**Textabschnitt**:

↓

Der Film ist in drei Episoden aufgeteilt, die jedoch Rückwärts erzählt werden:

In der ersten Episode steht das gesamte Universum vor dem Kollaps. Erst langsam mit dem Ausfall des Internets, dann weiter mit dem Zusammenbruch der weltweiten Infrastruktur, bis hin zu verheerenden Naturkatastrophen wie einem Vulkanausbruch mitten in Deutschland oder dem Versinken von halb Kalifornien im Meer. Mittendrin in diesem Szenario erscheinen jedoch immer wieder Werbetafeln, in dem man einem gewissen Chuck, den niemand auf der Welt zu kennen scheint, für 39 wundervolle Jahre danken soll.

In der zweiten Episode sehen wir ebenjenen Chuck, der sein Leben als Buchhalter fristet und seiner Wege geht. Bis er jedoch auf der Straße auf eine Musikerin trifft, die mit ihrem Schlagzeug den richtigen Ton bei Chuck zu treffen scheint und zum tanzen mit einer jungen Dame animiert. Irgendetwas scheint mit Chuck jedoch nicht ganz zu stimmen.

In der letzten Episode sehen wir Chuck als Kind, der früh seine Eltern verliert und bei seinen Großeltern aufwächst. Hier kommen die aus den ersten beiden Episoden, losen Erzählstränge zusammen und ergeben am Ende das große Gesamtbild.

↑

**Datenauszug**:
↓

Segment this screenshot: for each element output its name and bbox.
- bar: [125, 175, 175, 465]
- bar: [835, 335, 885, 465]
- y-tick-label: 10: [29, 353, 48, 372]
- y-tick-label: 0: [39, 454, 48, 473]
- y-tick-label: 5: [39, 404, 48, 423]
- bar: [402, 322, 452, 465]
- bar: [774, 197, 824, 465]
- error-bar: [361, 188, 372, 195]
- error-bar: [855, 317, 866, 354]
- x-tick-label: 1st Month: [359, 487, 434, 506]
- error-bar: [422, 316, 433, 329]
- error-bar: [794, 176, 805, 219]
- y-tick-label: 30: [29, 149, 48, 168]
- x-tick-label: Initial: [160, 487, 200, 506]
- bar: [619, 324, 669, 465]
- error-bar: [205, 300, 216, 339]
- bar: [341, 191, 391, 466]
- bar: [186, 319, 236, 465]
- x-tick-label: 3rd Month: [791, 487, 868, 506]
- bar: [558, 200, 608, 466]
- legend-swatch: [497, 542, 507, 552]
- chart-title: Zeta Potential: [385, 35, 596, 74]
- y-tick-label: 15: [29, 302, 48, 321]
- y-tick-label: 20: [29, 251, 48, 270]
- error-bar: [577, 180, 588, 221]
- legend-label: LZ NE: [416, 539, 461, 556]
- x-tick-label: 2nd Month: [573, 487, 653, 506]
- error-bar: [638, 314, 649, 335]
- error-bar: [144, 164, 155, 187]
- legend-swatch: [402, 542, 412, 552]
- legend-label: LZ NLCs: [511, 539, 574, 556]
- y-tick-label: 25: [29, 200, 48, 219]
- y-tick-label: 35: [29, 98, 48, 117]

↑

Bearbeite den Abschnitt der Filmbeschreibung, der mit den Worten „In der ersten“ beginnt und mit „Jahre danken soll.“ endet. Gib ihn vollständig wieder und setze dabei „Florida“ an die Stelle von „Kalifornien“.

In der ersten Episode steht das gesamte Universum vor dem Kollaps. Erst langsam mit dem Ausfall des Internets, dann weiter mit dem Zusammenbruch der weltweiten Infrastruktur, bis hin zu verheerenden Naturkatastrophen wie einem Vulkanausbruch mitten in Deutschland oder dem Versinken von halb Florida im Meer. Mittendrin in diesem Szenario erscheinen jedoch immer wieder Werbetafeln, in dem man einem gewissen Chuck, den niemand auf der Welt zu kennen scheint, für 39 wundervolle Jahre danken soll.